For fitting, I used method very similar to that in the lessons. First I created a histogram of the binary image column-wise, for the bottom half of the image:
# Sum up along the vertical direction, find a starting point to search
hist = np.sum(src[mid_height:,:], axis=0)
For the initial search, I let the left and right lanes start anywhere in the left-half and righ-half of the image, respectively. For subsequent images, I only allowed the search to take place within a neighborhood of the last frame. This prevented the lane lines from jumping toward barriers that show up even after filtering is completed. I used attribute center
of class Line
to do this:
if LaneLines.center == []:
left_center = np.argmax(hist[:slice_width]) # horizontal center of the left search rectangle
right_center = slice_width+np.argmax(hist[slice_width:]) # horizontal center of the right search rectangle
else:
window_left = LaneLines.center[0]-np.uint32(find_lines.width/2)
window_right = LaneLines.center[0]+np.uint32(find_lines.width/2)
left_center = window_left+np.argmax(hist[window_left:window_right])
window_left = LaneLines.center[1]-np.uint32(find_lines.width/2)
window_right = LaneLines.center[1]+np.uint32(find_lines.width/2)
right_center = window_left+np.argmax(hist[window_left:window_right])
LaneLines.center = [np.uint32(left_center), np.uint32(right_center)]
I divided the image up into eight horizontal bands, and allowed the search window to move from band-to-band. For the initial fit, I used the same np.polyfit
approach as in the lessons. To remove noise (jitter), in the next fits, I used a standard low-pass filter on the resulting points. I used attributes bestx
and best_fit
and method draw_lines
for this. For the low-pass filter I used a 20% contribution from the current fit, and an 80% contribution from previous fits. This cleaned up the final trouble spot, near the end of the video, when the road changes colors briefly.
def draw_lines(self, rows):
# draw lines using polyfit and EWMA on previous fits
ploty = np.linspace(0, rows-1, num=rows)
if self.bestx == []:
self.bestx = np.zeros((2,rows), dtype = np.float32)
self.bestx[0] = self.best_fit[0,0]*ploty**2 + self.best_fit[0,1]*ploty + self.best_fit[0,2]
self.bestx[1] = self.best_fit[1,0]*ploty**2 + self.best_fit[1,1]*ploty + self.best_fit[1,2]
else:
tmp = np.zeros((2,rows), dtype = np.float32)
tmp[0] = self.best_fit[0,0]*ploty**2 + self.best_fit[0,1]*ploty + self.best_fit[0,2]
tmp[1] = self.best_fit[1,0]*ploty**2 + self.best_fit[1,1]*ploty + self.best_fit[1,2]
self.bestx[0] = 0.2*tmp[0] + 0.8*self.bestx[0]
self.bestx[1] = 0.2*tmp[1] + 0.8*self.bestx[1]
The image below demonstrates where the barrier is showing up in the warped image, but the lane lines are correctly identified.

..........

Given exercise 1: Render this sentence from the lane-finding excerpt in Spanish: "For the low-pass filter I used a 20% contribution from the current fit, and an 80% contribution from previous fits."
Given exercise 2:
Decide whether each statement agrees with the lane-finding excerpt. Answer yes or no, and quote the words that settle it.
(a) The histogram is built from the bottom half of the image.
(b) The image was divided into ten horizontal bands.
(c) For subsequent images, the search is limited to a neighborhood of the last frame.
Given exercise 3: Resume the lane-finding excerpt after its last sentence, keeping its voice and subject.
The items are separate material, apart from the lane-finding excerpt.

..........

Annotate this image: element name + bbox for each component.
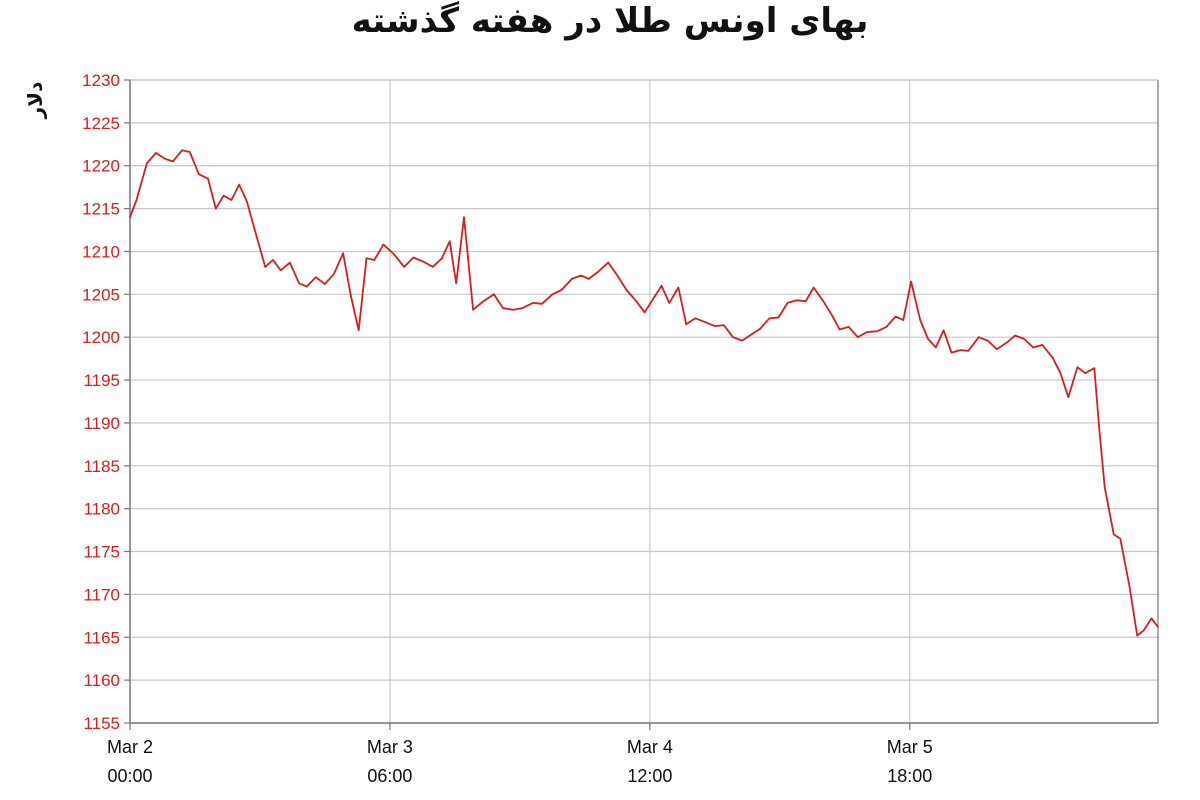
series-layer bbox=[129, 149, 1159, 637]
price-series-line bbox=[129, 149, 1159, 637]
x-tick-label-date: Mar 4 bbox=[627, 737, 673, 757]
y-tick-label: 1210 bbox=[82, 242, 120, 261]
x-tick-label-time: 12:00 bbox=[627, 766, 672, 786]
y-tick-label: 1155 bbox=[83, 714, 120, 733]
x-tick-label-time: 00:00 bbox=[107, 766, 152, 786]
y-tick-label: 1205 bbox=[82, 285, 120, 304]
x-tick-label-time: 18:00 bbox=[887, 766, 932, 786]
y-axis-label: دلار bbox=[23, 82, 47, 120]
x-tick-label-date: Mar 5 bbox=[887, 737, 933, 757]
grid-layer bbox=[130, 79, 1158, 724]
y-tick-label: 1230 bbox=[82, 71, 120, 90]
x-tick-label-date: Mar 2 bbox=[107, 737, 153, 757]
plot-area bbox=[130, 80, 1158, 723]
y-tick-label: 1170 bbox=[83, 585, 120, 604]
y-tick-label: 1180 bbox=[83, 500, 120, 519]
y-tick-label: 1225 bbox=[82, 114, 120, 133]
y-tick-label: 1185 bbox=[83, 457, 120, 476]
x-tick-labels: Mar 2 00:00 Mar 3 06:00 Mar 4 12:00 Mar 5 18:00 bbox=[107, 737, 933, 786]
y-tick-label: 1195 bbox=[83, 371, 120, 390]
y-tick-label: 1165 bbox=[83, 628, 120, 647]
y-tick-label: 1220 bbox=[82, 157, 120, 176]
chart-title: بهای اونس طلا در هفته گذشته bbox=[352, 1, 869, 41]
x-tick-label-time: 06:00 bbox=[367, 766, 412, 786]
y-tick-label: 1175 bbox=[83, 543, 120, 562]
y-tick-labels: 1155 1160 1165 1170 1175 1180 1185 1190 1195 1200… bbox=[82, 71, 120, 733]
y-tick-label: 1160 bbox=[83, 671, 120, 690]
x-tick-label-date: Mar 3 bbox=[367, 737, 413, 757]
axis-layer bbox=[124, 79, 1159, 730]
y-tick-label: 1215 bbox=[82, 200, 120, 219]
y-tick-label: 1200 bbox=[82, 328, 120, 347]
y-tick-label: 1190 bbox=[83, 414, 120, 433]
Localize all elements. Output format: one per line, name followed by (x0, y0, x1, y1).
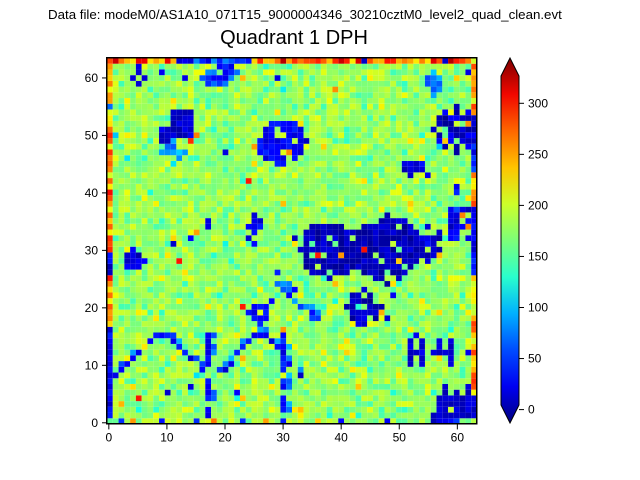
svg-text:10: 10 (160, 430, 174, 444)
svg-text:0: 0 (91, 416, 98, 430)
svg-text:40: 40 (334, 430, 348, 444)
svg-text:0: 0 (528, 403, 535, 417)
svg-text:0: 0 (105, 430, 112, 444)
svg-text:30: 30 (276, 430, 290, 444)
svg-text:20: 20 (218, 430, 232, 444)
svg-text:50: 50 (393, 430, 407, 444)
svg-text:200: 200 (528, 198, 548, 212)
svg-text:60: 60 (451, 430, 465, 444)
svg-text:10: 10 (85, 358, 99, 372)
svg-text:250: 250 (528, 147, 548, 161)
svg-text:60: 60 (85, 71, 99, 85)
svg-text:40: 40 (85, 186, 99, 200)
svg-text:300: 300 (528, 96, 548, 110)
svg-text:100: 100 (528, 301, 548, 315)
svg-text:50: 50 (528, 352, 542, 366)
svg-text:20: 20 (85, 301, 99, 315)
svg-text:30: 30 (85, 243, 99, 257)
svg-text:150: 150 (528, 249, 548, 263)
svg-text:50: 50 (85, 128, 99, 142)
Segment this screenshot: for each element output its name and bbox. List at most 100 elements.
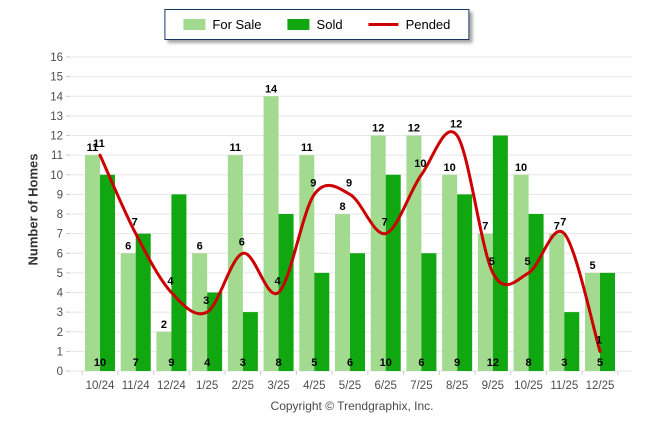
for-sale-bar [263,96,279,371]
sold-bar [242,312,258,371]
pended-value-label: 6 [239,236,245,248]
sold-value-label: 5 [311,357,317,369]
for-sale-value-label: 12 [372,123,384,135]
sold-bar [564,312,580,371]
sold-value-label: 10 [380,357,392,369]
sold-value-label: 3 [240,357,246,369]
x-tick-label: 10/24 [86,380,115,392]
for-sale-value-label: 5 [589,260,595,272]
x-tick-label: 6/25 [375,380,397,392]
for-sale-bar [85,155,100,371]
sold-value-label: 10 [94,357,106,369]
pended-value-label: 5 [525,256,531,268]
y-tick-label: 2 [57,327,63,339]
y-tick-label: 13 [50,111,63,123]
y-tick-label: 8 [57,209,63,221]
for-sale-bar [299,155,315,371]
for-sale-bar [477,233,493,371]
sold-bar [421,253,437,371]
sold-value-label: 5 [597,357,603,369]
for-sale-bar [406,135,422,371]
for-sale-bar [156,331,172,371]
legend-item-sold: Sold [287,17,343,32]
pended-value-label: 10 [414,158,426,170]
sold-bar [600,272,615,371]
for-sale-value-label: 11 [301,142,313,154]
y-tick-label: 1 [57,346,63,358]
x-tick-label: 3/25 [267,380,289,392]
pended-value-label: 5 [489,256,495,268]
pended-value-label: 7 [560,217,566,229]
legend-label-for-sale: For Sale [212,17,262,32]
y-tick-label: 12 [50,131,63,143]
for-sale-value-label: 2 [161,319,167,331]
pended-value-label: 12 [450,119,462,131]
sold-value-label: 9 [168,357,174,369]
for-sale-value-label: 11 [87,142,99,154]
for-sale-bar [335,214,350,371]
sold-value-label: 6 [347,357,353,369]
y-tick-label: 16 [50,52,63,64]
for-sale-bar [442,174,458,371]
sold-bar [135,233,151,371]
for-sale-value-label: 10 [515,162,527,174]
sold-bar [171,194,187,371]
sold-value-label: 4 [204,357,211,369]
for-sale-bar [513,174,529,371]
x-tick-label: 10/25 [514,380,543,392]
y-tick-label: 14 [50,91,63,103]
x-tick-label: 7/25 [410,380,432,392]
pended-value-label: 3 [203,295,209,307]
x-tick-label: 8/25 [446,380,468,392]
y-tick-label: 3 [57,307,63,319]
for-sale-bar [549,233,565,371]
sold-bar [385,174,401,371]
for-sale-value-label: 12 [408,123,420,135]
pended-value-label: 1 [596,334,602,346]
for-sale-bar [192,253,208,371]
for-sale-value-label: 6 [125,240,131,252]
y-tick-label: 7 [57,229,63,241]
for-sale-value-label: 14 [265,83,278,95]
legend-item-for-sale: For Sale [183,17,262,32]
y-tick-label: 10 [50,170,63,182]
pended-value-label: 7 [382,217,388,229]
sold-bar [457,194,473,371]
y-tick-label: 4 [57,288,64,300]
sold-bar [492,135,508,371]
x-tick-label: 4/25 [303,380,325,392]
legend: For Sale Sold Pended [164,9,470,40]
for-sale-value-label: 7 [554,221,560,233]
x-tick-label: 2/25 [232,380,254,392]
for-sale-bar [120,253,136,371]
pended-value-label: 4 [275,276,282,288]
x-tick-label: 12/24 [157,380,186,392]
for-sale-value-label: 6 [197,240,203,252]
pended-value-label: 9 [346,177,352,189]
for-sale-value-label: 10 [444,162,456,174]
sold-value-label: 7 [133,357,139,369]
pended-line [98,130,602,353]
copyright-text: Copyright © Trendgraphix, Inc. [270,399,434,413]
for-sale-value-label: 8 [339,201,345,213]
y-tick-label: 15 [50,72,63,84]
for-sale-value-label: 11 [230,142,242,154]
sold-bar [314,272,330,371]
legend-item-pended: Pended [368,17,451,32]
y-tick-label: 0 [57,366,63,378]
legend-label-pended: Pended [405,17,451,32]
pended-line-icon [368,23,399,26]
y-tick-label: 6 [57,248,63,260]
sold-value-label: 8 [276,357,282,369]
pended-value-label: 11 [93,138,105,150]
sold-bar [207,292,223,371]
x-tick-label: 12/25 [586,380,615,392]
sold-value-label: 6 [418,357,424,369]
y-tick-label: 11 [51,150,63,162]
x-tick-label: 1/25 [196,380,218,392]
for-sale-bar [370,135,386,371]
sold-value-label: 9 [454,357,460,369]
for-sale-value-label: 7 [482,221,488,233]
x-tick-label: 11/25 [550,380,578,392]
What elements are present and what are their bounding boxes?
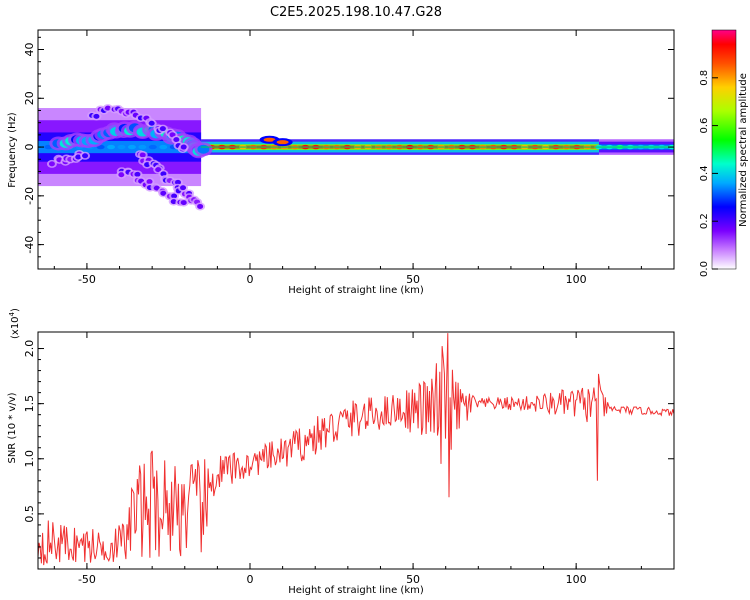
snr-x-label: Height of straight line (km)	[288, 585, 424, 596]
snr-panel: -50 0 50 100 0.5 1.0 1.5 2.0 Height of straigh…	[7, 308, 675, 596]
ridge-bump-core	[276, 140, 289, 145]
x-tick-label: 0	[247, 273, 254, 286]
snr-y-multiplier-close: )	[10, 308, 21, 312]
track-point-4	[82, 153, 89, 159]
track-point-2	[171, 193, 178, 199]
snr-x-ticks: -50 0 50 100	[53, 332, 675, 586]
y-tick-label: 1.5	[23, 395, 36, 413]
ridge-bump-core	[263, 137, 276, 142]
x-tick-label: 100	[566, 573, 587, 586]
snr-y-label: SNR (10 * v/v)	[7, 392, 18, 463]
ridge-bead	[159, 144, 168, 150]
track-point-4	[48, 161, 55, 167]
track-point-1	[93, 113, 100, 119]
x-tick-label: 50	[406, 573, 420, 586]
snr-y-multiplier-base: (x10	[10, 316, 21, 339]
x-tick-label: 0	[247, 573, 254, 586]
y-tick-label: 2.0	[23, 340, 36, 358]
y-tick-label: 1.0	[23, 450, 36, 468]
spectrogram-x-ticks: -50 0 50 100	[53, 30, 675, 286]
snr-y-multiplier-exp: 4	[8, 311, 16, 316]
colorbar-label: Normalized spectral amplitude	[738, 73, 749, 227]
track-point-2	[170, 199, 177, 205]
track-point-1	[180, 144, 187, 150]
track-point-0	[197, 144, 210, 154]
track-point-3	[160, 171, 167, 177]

..........

Exercise response 1: Para el filtro de paso bajo utilicé una contribución del 20 % del ajuste actual y una contribución del 80 % de los ajustes anteriores.

Exercise response 2:
(a) Yes: "for the bottom half of the image"
(b) No: "I divided the image up into eight horizontal bands"
(c) Yes: "I only allowed the search to take place within a neighborhood of the last frame"

Exercise response 3:
In order to measure the car's position within the lane, I calculated the distance from the center of the image to the left line, and the distance from the center of the image to the right line. The difference between these two, converted from pixels to meters, gives the relative position within the lane. A value of 0 means the car is centered. During the video, the car seems to be slightly in the left half of the lane for most of the time, although it sometimes will cross over to the right side. The method position
does this calculation:
def position(self, cols):
# negative values indicate bias to right line
# positive values indicate bias to left line
pos_pixel = (self.center[1]-cols/2)-(cols/2-self.center[0])
pos_meter = pos_pixel * 3.7 / self.width_pixels()
return pos_meter
For calculating the radius of each line, I used the code provided in the lesson, substituting my own variables. During the video, when the road is actually curving, the radii seems to be in 100m to 1000m range, so based on the guidance, this is reasonable. When the lanes are straight, the calculated radii can get quite large. This is to be expected, as the radius is undefined for a straight line. Ideally, there should be a resulting value above which the radius is ignored. The attribute radii
is where this information is stored. Additionally, it uses the low-pass filtered result for x and y points, so the radii themselves are also low-pass filtered.
self.radii = np.zeros((2,), dtype = np.float32)
ym_per_pix = 30/720
xm_per_pix = 3.7/700
y_eval = np.max(ploty)
left_fit_cr = np.polyfit(ploty*ym_per_pix, self.bestx[0]*xm_per_pix, 2)
right_fit_cr = np.polyfit(ploty*ym_per_pix, self.bestx[1]*xm_per_pix, 2)
# Calculate the new radii of curvature
self.radii[0] = ((1 + (2*left_fit_cr[0]*y_eval*ym_per_pix + left_fit_cr[1])**2)**1.5) / np.absolute(2*left_fit_cr[0])
self.radii[1] = ((1 + (2*right_fit_cr[0]*y_eval*ym_per_pix + right_fit_cr[1])**2)**1.5) / np.absolute(2*right_fit_cr[0])
The image below shows and example of both the calculated lane position and the radius of the lane lines (0.98m left of center, 838m for the left line, 586m for the right line.
My final video can be downloaded from this repository project_video_out.mp4 or viewed on YouTube at the link below.
The biggest technical challenge I found in this project was filtering out the point where the left-hand barrier meets the road. In the first challenge video, my pipeline had a tendency to identify this line, more than the actual lane lines. I think in order to overcome this, the filtering technique needs to be more sophisticated. One could also try to shape the warping polygon to omit this area, but that seems less robust to real-world condition. I tried to implement a scheme whereby any two of my three filtering techniques (Sobel, HLS threshold, RGB threshold) had to agree on a pixel before it could be counted, to increase robustness. Unfortunately this resulted in too many empty sets. I still feel this was a good approach, but the pipeline needed a significant improvement to achieve this.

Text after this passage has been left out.